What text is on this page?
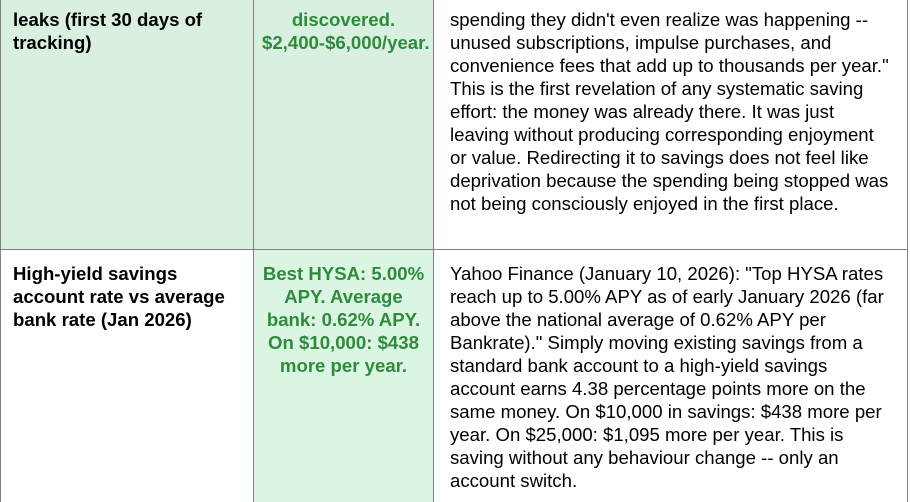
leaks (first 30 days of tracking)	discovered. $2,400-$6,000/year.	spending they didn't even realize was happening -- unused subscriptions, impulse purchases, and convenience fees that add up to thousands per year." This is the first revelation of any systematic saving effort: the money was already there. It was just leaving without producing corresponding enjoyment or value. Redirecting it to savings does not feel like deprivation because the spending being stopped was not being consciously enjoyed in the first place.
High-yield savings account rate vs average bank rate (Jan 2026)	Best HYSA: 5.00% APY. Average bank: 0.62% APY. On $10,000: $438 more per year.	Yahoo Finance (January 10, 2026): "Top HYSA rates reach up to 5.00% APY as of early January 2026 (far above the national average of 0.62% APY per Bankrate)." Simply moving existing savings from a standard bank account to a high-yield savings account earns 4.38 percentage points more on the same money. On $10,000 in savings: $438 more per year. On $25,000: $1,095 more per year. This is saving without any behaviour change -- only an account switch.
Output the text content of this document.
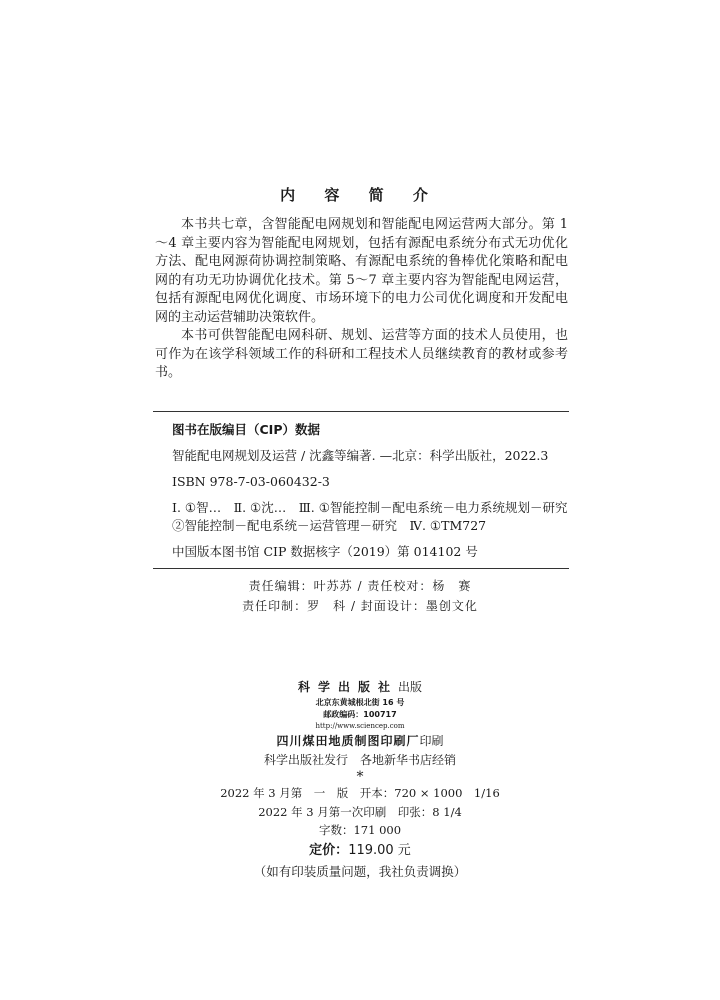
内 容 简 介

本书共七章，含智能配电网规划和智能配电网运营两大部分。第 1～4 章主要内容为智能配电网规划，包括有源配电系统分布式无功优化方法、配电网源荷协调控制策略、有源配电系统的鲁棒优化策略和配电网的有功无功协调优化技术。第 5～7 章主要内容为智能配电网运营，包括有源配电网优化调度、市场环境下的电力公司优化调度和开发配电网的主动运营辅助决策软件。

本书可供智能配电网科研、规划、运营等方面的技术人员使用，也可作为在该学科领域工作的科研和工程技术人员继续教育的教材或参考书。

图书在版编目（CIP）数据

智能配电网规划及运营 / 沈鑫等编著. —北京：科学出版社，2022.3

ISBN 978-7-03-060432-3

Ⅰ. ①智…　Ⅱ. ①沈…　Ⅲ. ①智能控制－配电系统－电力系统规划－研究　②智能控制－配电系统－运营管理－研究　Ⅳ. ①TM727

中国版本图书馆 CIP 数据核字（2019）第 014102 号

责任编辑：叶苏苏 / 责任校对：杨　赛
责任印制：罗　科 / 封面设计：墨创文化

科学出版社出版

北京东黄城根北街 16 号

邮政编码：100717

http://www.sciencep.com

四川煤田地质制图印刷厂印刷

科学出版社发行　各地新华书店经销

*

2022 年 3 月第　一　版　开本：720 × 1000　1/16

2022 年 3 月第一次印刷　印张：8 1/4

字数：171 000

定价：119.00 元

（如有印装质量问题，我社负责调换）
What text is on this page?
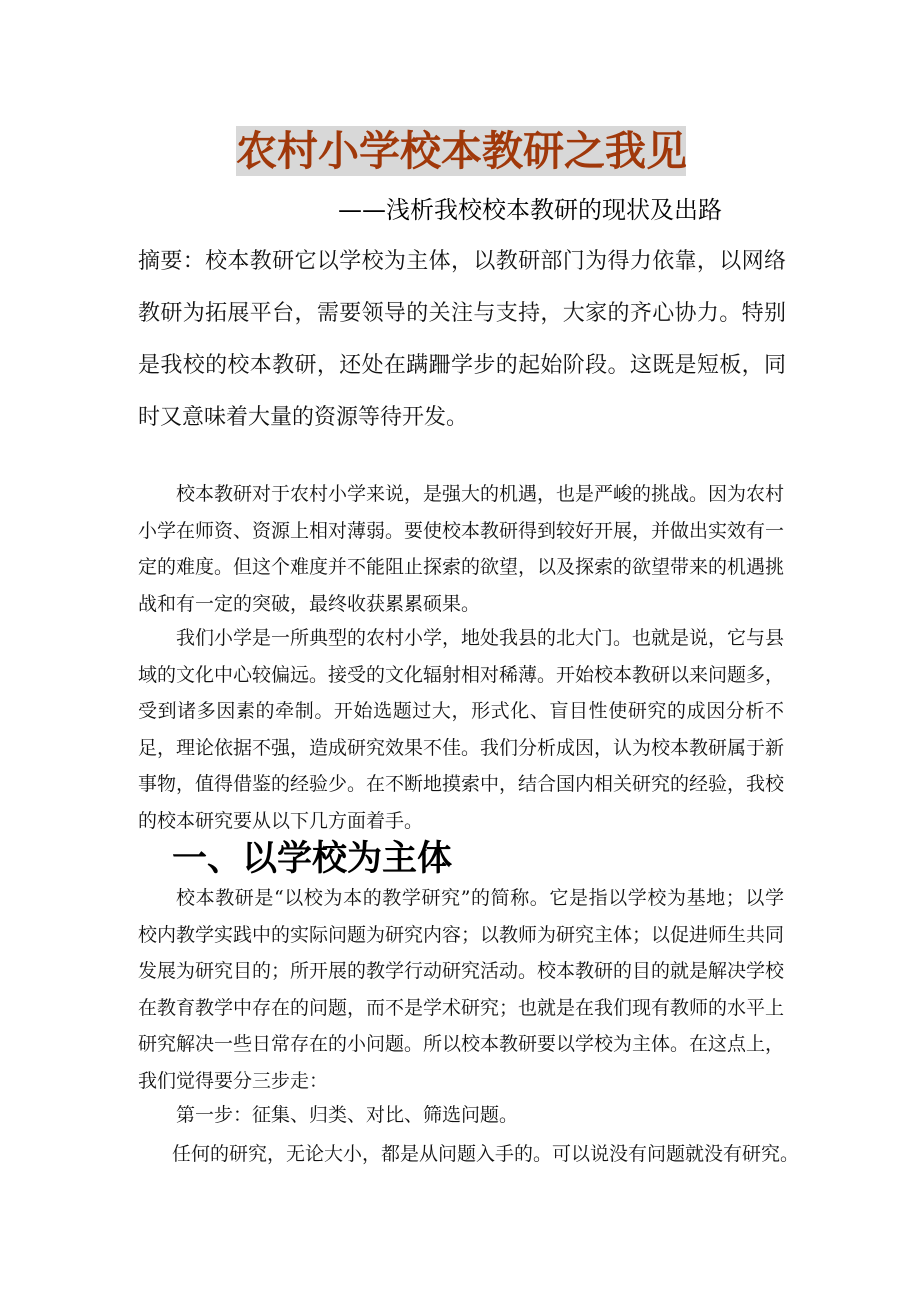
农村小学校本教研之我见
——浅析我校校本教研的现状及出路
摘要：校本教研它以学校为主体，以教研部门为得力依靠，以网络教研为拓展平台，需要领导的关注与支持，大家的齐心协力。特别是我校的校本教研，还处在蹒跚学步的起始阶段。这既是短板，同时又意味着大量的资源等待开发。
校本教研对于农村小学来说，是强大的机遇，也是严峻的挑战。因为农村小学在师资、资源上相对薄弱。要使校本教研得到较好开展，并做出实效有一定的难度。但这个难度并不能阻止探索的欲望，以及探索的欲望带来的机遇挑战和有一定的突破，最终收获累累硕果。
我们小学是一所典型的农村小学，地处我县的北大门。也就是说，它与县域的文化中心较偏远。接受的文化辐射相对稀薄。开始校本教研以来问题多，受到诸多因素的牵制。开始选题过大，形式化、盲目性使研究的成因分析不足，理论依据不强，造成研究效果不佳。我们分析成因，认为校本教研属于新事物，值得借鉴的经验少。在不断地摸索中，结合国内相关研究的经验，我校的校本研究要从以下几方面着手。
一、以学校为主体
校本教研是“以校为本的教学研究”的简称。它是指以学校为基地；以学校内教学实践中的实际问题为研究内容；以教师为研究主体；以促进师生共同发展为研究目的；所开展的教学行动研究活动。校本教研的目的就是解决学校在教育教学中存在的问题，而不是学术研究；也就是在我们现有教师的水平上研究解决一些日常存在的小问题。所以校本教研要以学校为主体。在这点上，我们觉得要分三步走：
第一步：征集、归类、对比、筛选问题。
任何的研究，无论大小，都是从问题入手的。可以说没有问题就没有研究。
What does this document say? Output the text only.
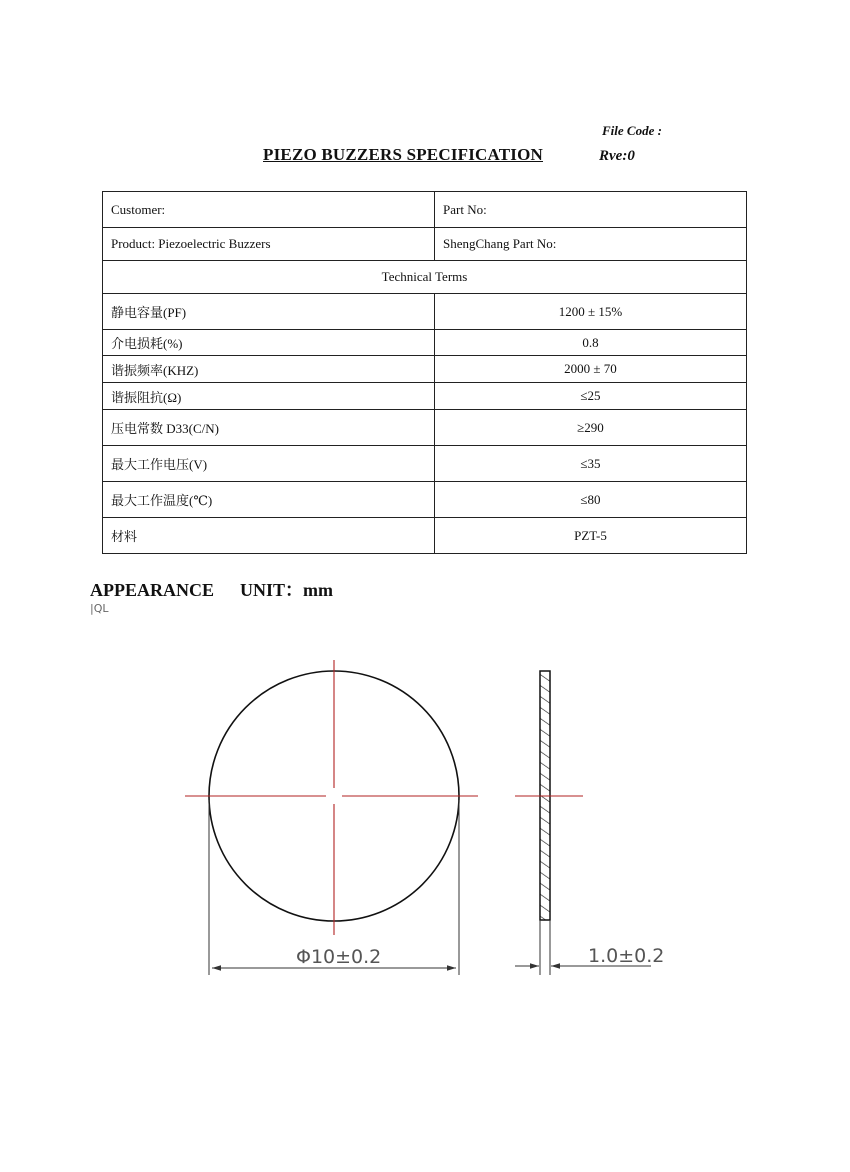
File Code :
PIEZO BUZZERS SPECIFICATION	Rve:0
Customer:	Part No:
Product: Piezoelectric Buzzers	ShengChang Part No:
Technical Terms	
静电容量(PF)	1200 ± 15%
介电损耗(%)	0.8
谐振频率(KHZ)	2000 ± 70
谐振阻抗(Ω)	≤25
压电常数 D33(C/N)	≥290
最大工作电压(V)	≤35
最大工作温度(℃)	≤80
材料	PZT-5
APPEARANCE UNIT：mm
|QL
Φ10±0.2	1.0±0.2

__Directions for this task__
What is the number of lines in the data that hold the word "text"? Reply with that number and nothing else.

__Worked answer__
4